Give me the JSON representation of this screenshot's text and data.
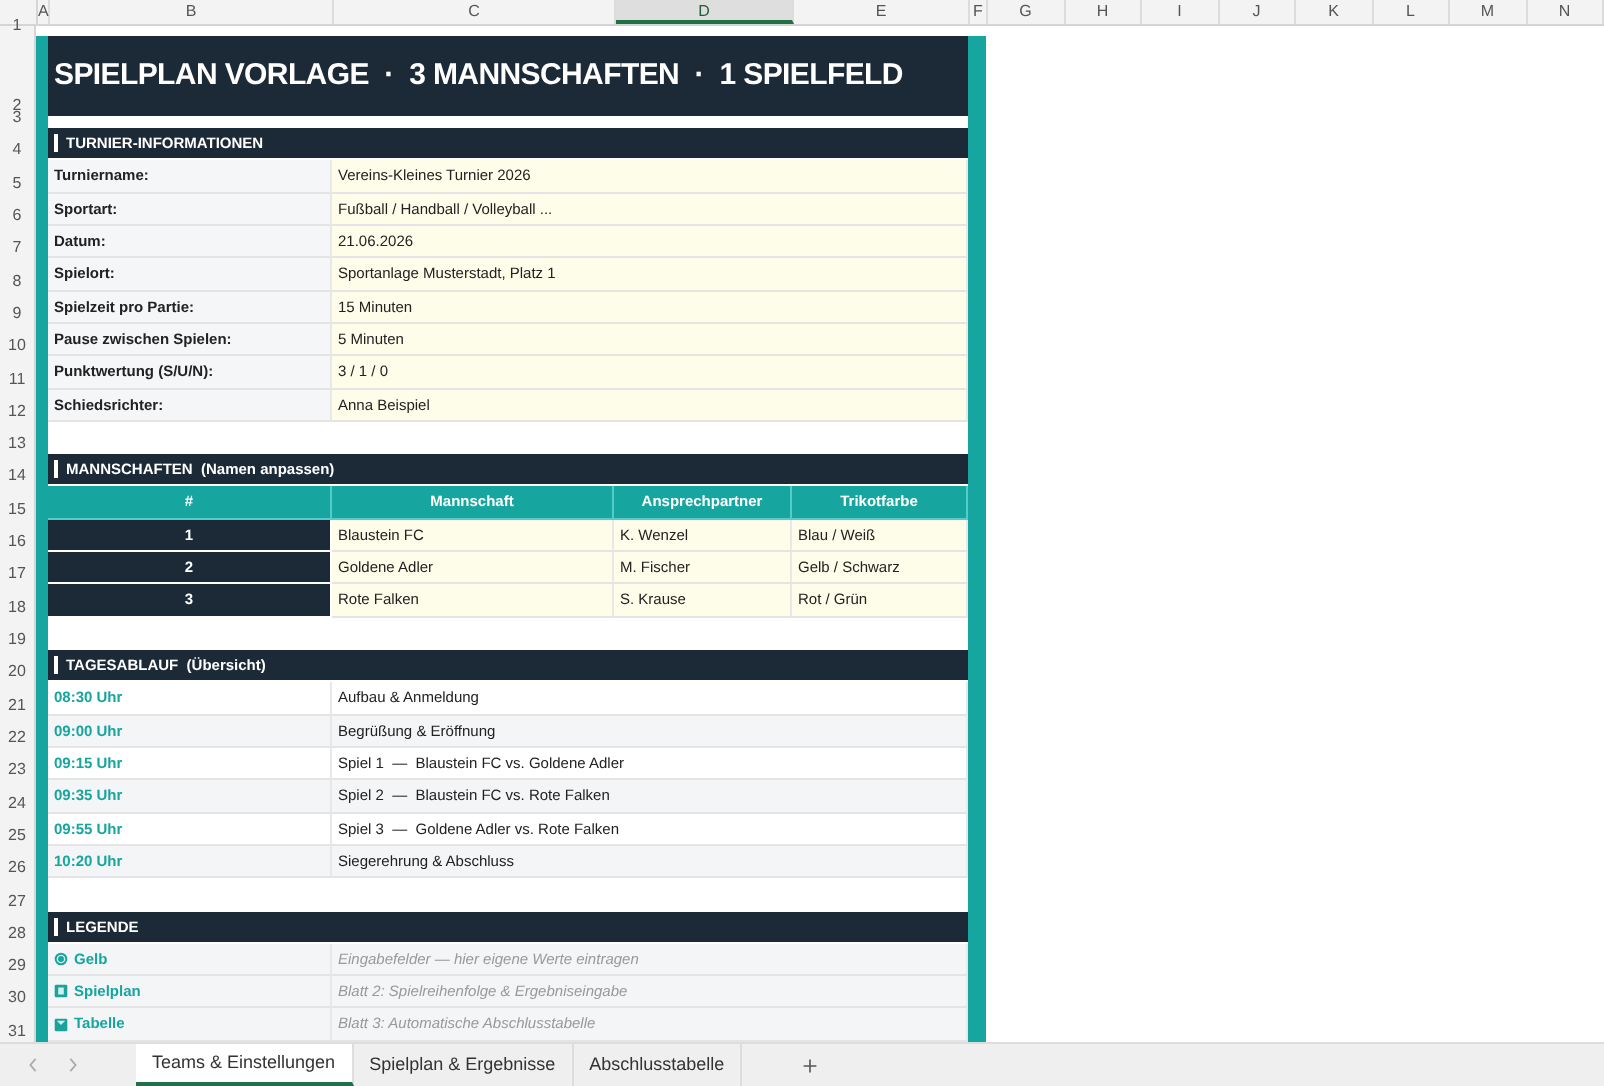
{
  "column_headers": [
    {
      "label": "A",
      "selected": false
    },
    {
      "label": "B",
      "selected": false
    },
    {
      "label": "C",
      "selected": false
    },
    {
      "label": "D",
      "selected": true
    },
    {
      "label": "E",
      "selected": false
    },
    {
      "label": "F",
      "selected": false
    },
    {
      "label": "G",
      "selected": false
    },
    {
      "label": "H",
      "selected": false
    },
    {
      "label": "I",
      "selected": false
    },
    {
      "label": "J",
      "selected": false
    },
    {
      "label": "K",
      "selected": false
    },
    {
      "label": "L",
      "selected": false
    },
    {
      "label": "M",
      "selected": false
    },
    {
      "label": "N",
      "selected": false
    }
  ],
  "row_numbers": [
    "1",
    "2",
    "3",
    "4",
    "5",
    "6",
    "7",
    "8",
    "9",
    "10",
    "11",
    "12",
    "13",
    "14",
    "15",
    "16",
    "17",
    "18",
    "19",
    "20",
    "21",
    "22",
    "23",
    "24",
    "25",
    "26",
    "27",
    "28",
    "29",
    "30",
    "31"
  ],
  "title": "SPIELPLAN VORLAGE  ·  3 MANNSCHAFTEN  ·  1 SPIELFELD",
  "tournament_info": {
    "heading": "TURNIER-INFORMATIONEN",
    "fields": [
      {
        "label": "Turniername:",
        "value": "Vereins-Kleines Turnier 2026"
      },
      {
        "label": "Sportart:",
        "value": "Fußball / Handball / Volleyball ..."
      },
      {
        "label": "Datum:",
        "value": "21.06.2026"
      },
      {
        "label": "Spielort:",
        "value": "Sportanlage Musterstadt, Platz 1"
      },
      {
        "label": "Spielzeit pro Partie:",
        "value": "15 Minuten"
      },
      {
        "label": "Pause zwischen Spielen:",
        "value": "5 Minuten"
      },
      {
        "label": "Punktwertung (S/U/N):",
        "value": "3 / 1 / 0"
      },
      {
        "label": "Schiedsrichter:",
        "value": "Anna Beispiel"
      }
    ]
  },
  "teams": {
    "heading": "MANNSCHAFTEN  (Namen anpassen)",
    "columns": [
      "#",
      "Mannschaft",
      "Ansprechpartner",
      "Trikotfarbe"
    ],
    "rows": [
      {
        "number": "1",
        "team": "Blaustein FC",
        "contact": "K. Wenzel",
        "jersey": "Blau / Weiß"
      },
      {
        "number": "2",
        "team": "Goldene Adler",
        "contact": "M. Fischer",
        "jersey": "Gelb / Schwarz"
      },
      {
        "number": "3",
        "team": "Rote Falken",
        "contact": "S. Krause",
        "jersey": "Rot / Grün"
      }
    ]
  },
  "schedule": {
    "heading": "TAGESABLAUF  (Übersicht)",
    "items": [
      {
        "time": "08:30 Uhr",
        "activity": "Aufbau & Anmeldung"
      },
      {
        "time": "09:00 Uhr",
        "activity": "Begrüßung & Eröffnung"
      },
      {
        "time": "09:15 Uhr",
        "activity": "Spiel 1  —  Blaustein FC vs. Goldene Adler"
      },
      {
        "time": "09:35 Uhr",
        "activity": "Spiel 2  —  Blaustein FC vs. Rote Falken"
      },
      {
        "time": "09:55 Uhr",
        "activity": "Spiel 3  —  Goldene Adler vs. Rote Falken"
      },
      {
        "time": "10:20 Uhr",
        "activity": "Siegerehrung & Abschluss"
      }
    ]
  },
  "legend": {
    "heading": "LEGENDE",
    "items": [
      {
        "kind": "circle",
        "label": "Gelb",
        "description": "Eingabefelder — hier eigene Werte eintragen"
      },
      {
        "kind": "sheet",
        "label": "Spielplan",
        "description": "Blatt 2: Spielreihenfolge & Ergebniseingabe"
      },
      {
        "kind": "table",
        "label": "Tabelle",
        "description": "Blatt 3: Automatische Abschlusstabelle"
      }
    ]
  },
  "sheet_tabs": [
    {
      "label": "Teams & Einstellungen",
      "selected": true
    },
    {
      "label": "Spielplan & Ergebnisse",
      "selected": false
    },
    {
      "label": "Abschlusstabelle",
      "selected": false
    }
  ]
}
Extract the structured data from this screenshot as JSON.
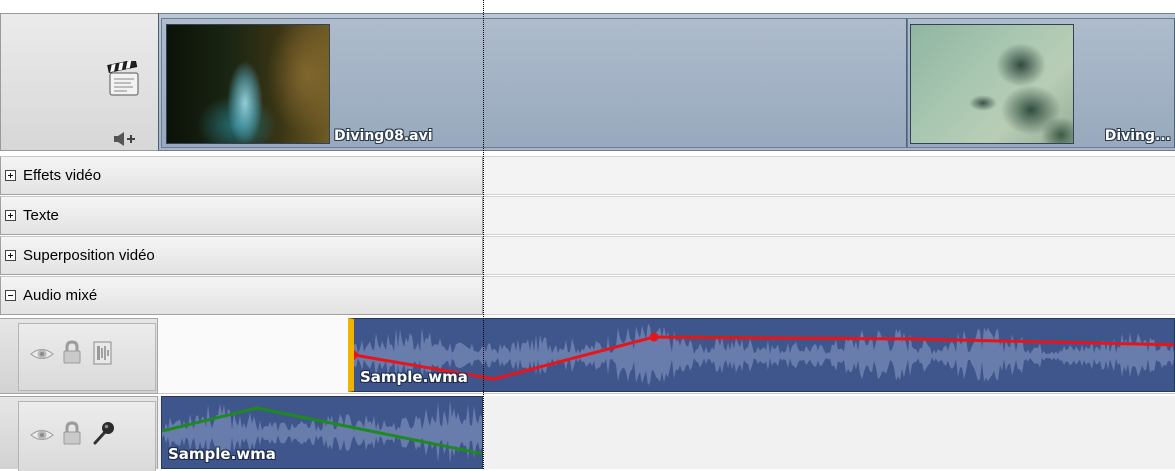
{
  "video_track": {
    "clips": [
      {
        "label": "Diving08.avi"
      },
      {
        "label": "Diving..."
      }
    ],
    "icons": [
      "clapperboard-icon",
      "speaker-add-icon"
    ]
  },
  "rows": [
    {
      "label": "Effets vidéo",
      "state": "collapsed"
    },
    {
      "label": "Texte",
      "state": "collapsed"
    },
    {
      "label": "Superposition vidéo",
      "state": "collapsed"
    },
    {
      "label": "Audio mixé",
      "state": "expanded"
    }
  ],
  "audio_tracks": [
    {
      "clip_label": "Sample.wma",
      "icons": [
        "eye-icon",
        "lock-icon",
        "audio-file-icon"
      ],
      "envelope_color": "#e8141a"
    },
    {
      "clip_label": "Sample.wma",
      "icons": [
        "eye-icon",
        "lock-icon",
        "microphone-icon"
      ],
      "envelope_color": "#1e8a1e"
    }
  ],
  "colors": {
    "video_track": "#a9b7c8",
    "audio_clip": "#3f568d",
    "clip_start_marker": "#f0b400"
  }
}
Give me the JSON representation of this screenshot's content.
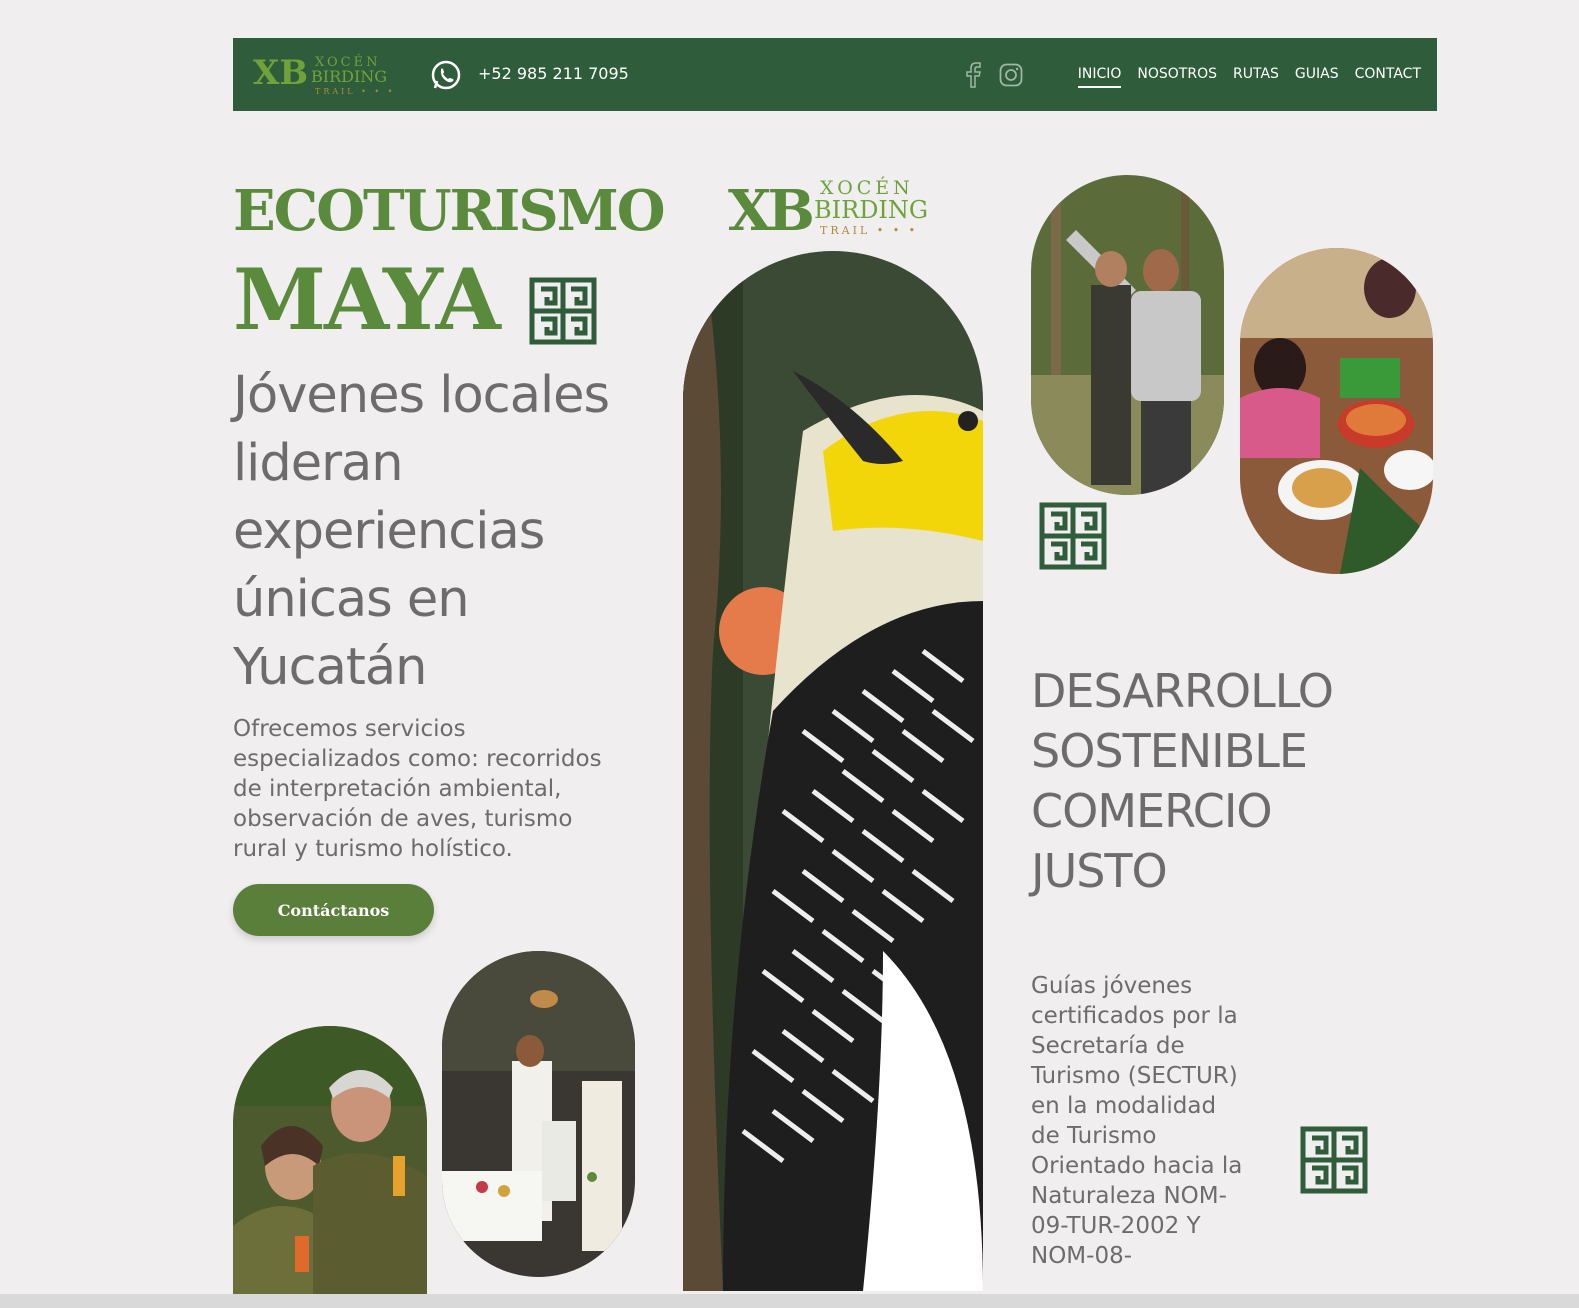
{
  "header": {
    "logo_text": "XOCÉN BIRDING TRAIL",
    "phone": "+52 985 211 7095",
    "nav": [
      "INICIO",
      "NOSOTROS",
      "RUTAS",
      "GUIAS",
      "CONTACT"
    ],
    "active_nav": "INICIO"
  },
  "hero": {
    "title_line1": "ECOTURISMO",
    "title_line2": "MAYA",
    "subtitle": "Jóvenes locales lideran experiencias únicas en Yucatán",
    "description": "Ofrecemos servicios especializados como:  recorridos de interpretación ambiental, observación de aves, turismo rural y turismo holístico.",
    "cta": "Contáctanos"
  },
  "right": {
    "title": "DESARROLLO SOSTENIBLE COMERCIO JUSTO",
    "description": "Guías jóvenes certificados por la Secretaría de Turismo (SECTUR) en la modalidad de Turismo Orientado hacia la Naturaleza NOM-09-TUR-2002 Y NOM-08-"
  },
  "colors": {
    "header_bg": "#2f5c3a",
    "brand_green": "#5a8a3b",
    "text_gray": "#6e6b6c",
    "page_bg": "#f0eeef"
  }
}
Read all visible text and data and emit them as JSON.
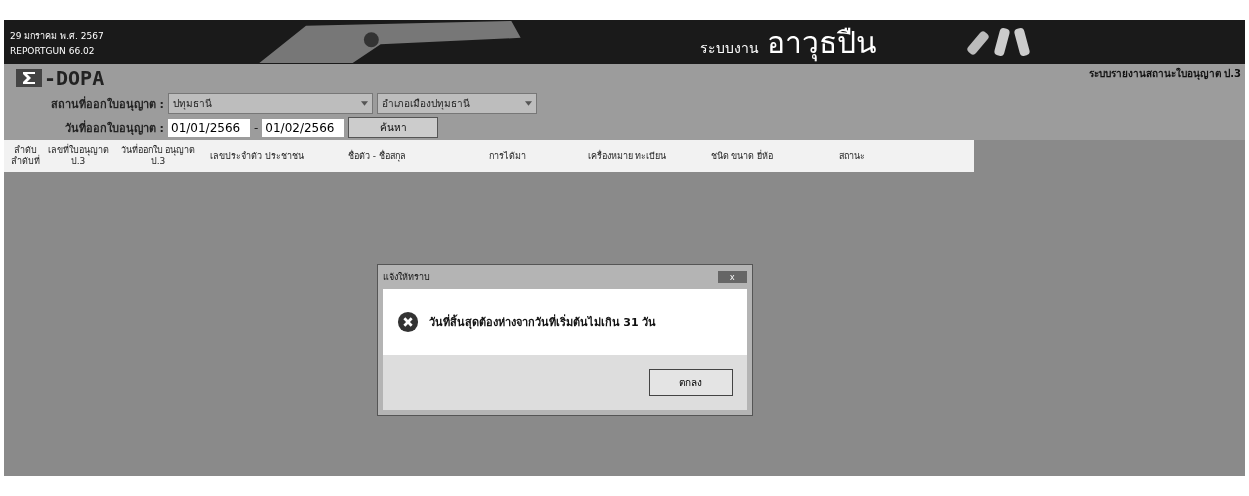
{
  "banner": {
    "date": "29 มกราคม พ.ศ. 2567",
    "report_code": "REPORTGUN 66.02",
    "system_title_prefix": "ระบบงาน",
    "system_title": "อาวุธปืน"
  },
  "logo": {
    "text": "-DOPA"
  },
  "report_title": "ระบบรายงานสถานะใบอนุญาต ป.3",
  "filters": {
    "place_label": "สถานที่ออกใบอนุญาต :",
    "province": "ปทุมธานี",
    "district": "อำเภอเมืองปทุมธานี",
    "date_label": "วันที่ออกใบอนุญาต :",
    "date_from": "01/01/2566",
    "date_separator": "-",
    "date_to": "01/02/2566",
    "search_button": "ค้นหา"
  },
  "table": {
    "columns": [
      "ลำดับ ลำดับที่",
      "เลขที่ใบอนุญาต ป.3",
      "วันที่ออกใบ อนุญาต ป.3",
      "เลขประจำตัว ประชาชน",
      "ชื่อตัว - ชื่อสกุล",
      "การได้มา",
      "เครื่องหมาย ทะเบียน",
      "ชนิด ขนาด ยี่ห้อ",
      "สถานะ"
    ]
  },
  "dialog": {
    "title": "แจ้งให้ทราบ",
    "close": "x",
    "message": "วันที่สิ้นสุดต้องห่างจากวันที่เริ่มต้นไม่เกิน 31 วัน",
    "button": "ตกลง"
  }
}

....

- _SHORT TASK_: Go through the listing above and write it out again exactly, dropping the pictures.

- _WORKED ANSWER_:
Give me the JSON representation of this screenshot's text and data.
{
  "column_headers": [
    {
      "label": "A",
      "selected": false
    },
    {
      "label": "B",
      "selected": false
    },
    {
      "label": "C",
      "selected": false
    },
    {
      "label": "D",
      "selected": true
    },
    {
      "label": "E",
      "selected": false
    },
    {
      "label": "F",
      "selected": false
    },
    {
      "label": "G",
      "selected": false
    },
    {
      "label": "H",
      "selected": false
    },
    {
      "label": "I",
      "selected": false
    },
    {
      "label": "J",
      "selected": false
    },
    {
      "label": "K",
      "selected": false
    },
    {
      "label": "L",
      "selected": false
    },
    {
      "label": "M",
      "selected": false
    },
    {
      "label": "N",
      "selected": false
    }
  ],
  "row_numbers": [
    "1",
    "2",
    "3",
    "4",
    "5",
    "6",
    "7",
    "8",
    "9",
    "10",
    "11",
    "12",
    "13",
    "14",
    "15",
    "16",
    "17",
    "18",
    "19",
    "20",
    "21",
    "22",
    "23",
    "24",
    "25",
    "26",
    "27",
    "28",
    "29",
    "30",
    "31"
  ],
  "title": "SPIELPLAN VORLAGE  ·  3 MANNSCHAFTEN  ·  1 SPIELFELD",
  "tournament_info": {
    "heading": "TURNIER-INFORMATIONEN",
    "fields": [
      {
        "label": "Turniername:",
        "value": "Vereins-Kleines Turnier 2026"
      },
      {
        "label": "Sportart:",
        "value": "Fußball / Handball / Volleyball ..."
      },
      {
        "label": "Datum:",
        "value": "21.06.2026"
      },
      {
        "label": "Spielort:",
        "value": "Sportanlage Musterstadt, Platz 1"
      },
      {
        "label": "Spielzeit pro Partie:",
        "value": "15 Minuten"
      },
      {
        "label": "Pause zwischen Spielen:",
        "value": "5 Minuten"
      },
      {
        "label": "Punktwertung (S/U/N):",
        "value": "3 / 1 / 0"
      },
      {
        "label": "Schiedsrichter:",
        "value": "Anna Beispiel"
      }
    ]
  },
  "teams": {
    "heading": "MANNSCHAFTEN  (Namen anpassen)",
    "columns": [
      "#",
      "Mannschaft",
      "Ansprechpartner",
      "Trikotfarbe"
    ],
    "rows": [
      {
        "number": "1",
        "team": "Blaustein FC",
        "contact": "K. Wenzel",
        "jersey": "Blau / Weiß"
      },
      {
        "number": "2",
        "team": "Goldene Adler",
        "contact": "M. Fischer",
        "jersey": "Gelb / Schwarz"
      },
      {
        "number": "3",
        "team": "Rote Falken",
        "contact": "S. Krause",
        "jersey": "Rot / Grün"
      }
    ]
  },
  "schedule": {
    "heading": "TAGESABLAUF  (Übersicht)",
    "items": [
      {
        "time": "08:30 Uhr",
        "activity": "Aufbau & Anmeldung"
      },
      {
        "time": "09:00 Uhr",
        "activity": "Begrüßung & Eröffnung"
      },
      {
        "time": "09:15 Uhr",
        "activity": "Spiel 1  —  Blaustein FC vs. Goldene Adler"
      },
      {
        "time": "09:35 Uhr",
        "activity": "Spiel 2  —  Blaustein FC vs. Rote Falken"
      },
      {
        "time": "09:55 Uhr",
        "activity": "Spiel 3  —  Goldene Adler vs. Rote Falken"
      },
      {
        "time": "10:20 Uhr",
        "activity": "Siegerehrung & Abschluss"
      }
    ]
  },
  "legend": {
    "heading": "LEGENDE",
    "items": [
      {
        "kind": "circle",
        "label": "Gelb",
        "description": "Eingabefelder — hier eigene Werte eintragen"
      },
      {
        "kind": "sheet",
        "label": "Spielplan",
        "description": "Blatt 2: Spielreihenfolge & Ergebniseingabe"
      },
      {
        "kind": "table",
        "label": "Tabelle",
        "description": "Blatt 3: Automatische Abschlusstabelle"
      }
    ]
  },
  "sheet_tabs": [
    {
      "label": "Teams & Einstellungen",
      "selected": true
    },
    {
      "label": "Spielplan & Ergebnisse",
      "selected": false
    },
    {
      "label": "Abschlusstabelle",
      "selected": false
    }
  ]
}
Extract the structured data from this screenshot as JSON.
{
  "video_track": {
    "clips": [
      {
        "label": "Diving08.avi"
      },
      {
        "label": "Diving..."
      }
    ],
    "icons": [
      "clapperboard-icon",
      "speaker-add-icon"
    ]
  },
  "rows": [
    {
      "label": "Effets vidéo",
      "state": "collapsed"
    },
    {
      "label": "Texte",
      "state": "collapsed"
    },
    {
      "label": "Superposition vidéo",
      "state": "collapsed"
    },
    {
      "label": "Audio mixé",
      "state": "expanded"
    }
  ],
  "audio_tracks": [
    {
      "clip_label": "Sample.wma",
      "icons": [
        "eye-icon",
        "lock-icon",
        "audio-file-icon"
      ],
      "envelope_color": "#e8141a"
    },
    {
      "clip_label": "Sample.wma",
      "icons": [
        "eye-icon",
        "lock-icon",
        "microphone-icon"
      ],
      "envelope_color": "#1e8a1e"
    }
  ],
  "colors": {
    "video_track": "#a9b7c8",
    "audio_clip": "#3f568d",
    "clip_start_marker": "#f0b400"
  }
}
Give me the JSON representation of this screenshot's content.
{
  "header": {
    "logo_text": "XOCÉN BIRDING TRAIL",
    "phone": "+52 985 211 7095",
    "nav": [
      "INICIO",
      "NOSOTROS",
      "RUTAS",
      "GUIAS",
      "CONTACT"
    ],
    "active_nav": "INICIO"
  },
  "hero": {
    "title_line1": "ECOTURISMO",
    "title_line2": "MAYA",
    "subtitle": "Jóvenes locales lideran experiencias únicas en Yucatán",
    "description": "Ofrecemos servicios especializados como:  recorridos de interpretación ambiental, observación de aves, turismo rural y turismo holístico.",
    "cta": "Contáctanos"
  },
  "right": {
    "title": "DESARROLLO SOSTENIBLE COMERCIO JUSTO",
    "description": "Guías jóvenes certificados por la Secretaría de Turismo (SECTUR) en la modalidad de Turismo Orientado hacia la Naturaleza NOM-09-TUR-2002 Y NOM-08-"
  },
  "colors": {
    "header_bg": "#2f5c3a",
    "brand_green": "#5a8a3b",
    "text_gray": "#6e6b6c",
    "page_bg": "#f0eeef"
  }
}
Read all visible text and data and emit them as JSON.
{
  "banner": {
    "date": "29 มกราคม พ.ศ. 2567",
    "report_code": "REPORTGUN 66.02",
    "system_title_prefix": "ระบบงาน",
    "system_title": "อาวุธปืน"
  },
  "logo": {
    "text": "-DOPA"
  },
  "report_title": "ระบบรายงานสถานะใบอนุญาต ป.3",
  "filters": {
    "place_label": "สถานที่ออกใบอนุญาต :",
    "province": "ปทุมธานี",
    "district": "อำเภอเมืองปทุมธานี",
    "date_label": "วันที่ออกใบอนุญาต :",
    "date_from": "01/01/2566",
    "date_separator": "-",
    "date_to": "01/02/2566",
    "search_button": "ค้นหา"
  },
  "table": {
    "columns": [
      "ลำดับ ลำดับที่",
      "เลขที่ใบอนุญาต ป.3",
      "วันที่ออกใบ อนุญาต ป.3",
      "เลขประจำตัว ประชาชน",
      "ชื่อตัว - ชื่อสกุล",
      "การได้มา",
      "เครื่องหมาย ทะเบียน",
      "ชนิด ขนาด ยี่ห้อ",
      "สถานะ"
    ]
  },
  "dialog": {
    "title": "แจ้งให้ทราบ",
    "close": "x",
    "message": "วันที่สิ้นสุดต้องห่างจากวันที่เริ่มต้นไม่เกิน 31 วัน",
    "button": "ตกลง"
  }
}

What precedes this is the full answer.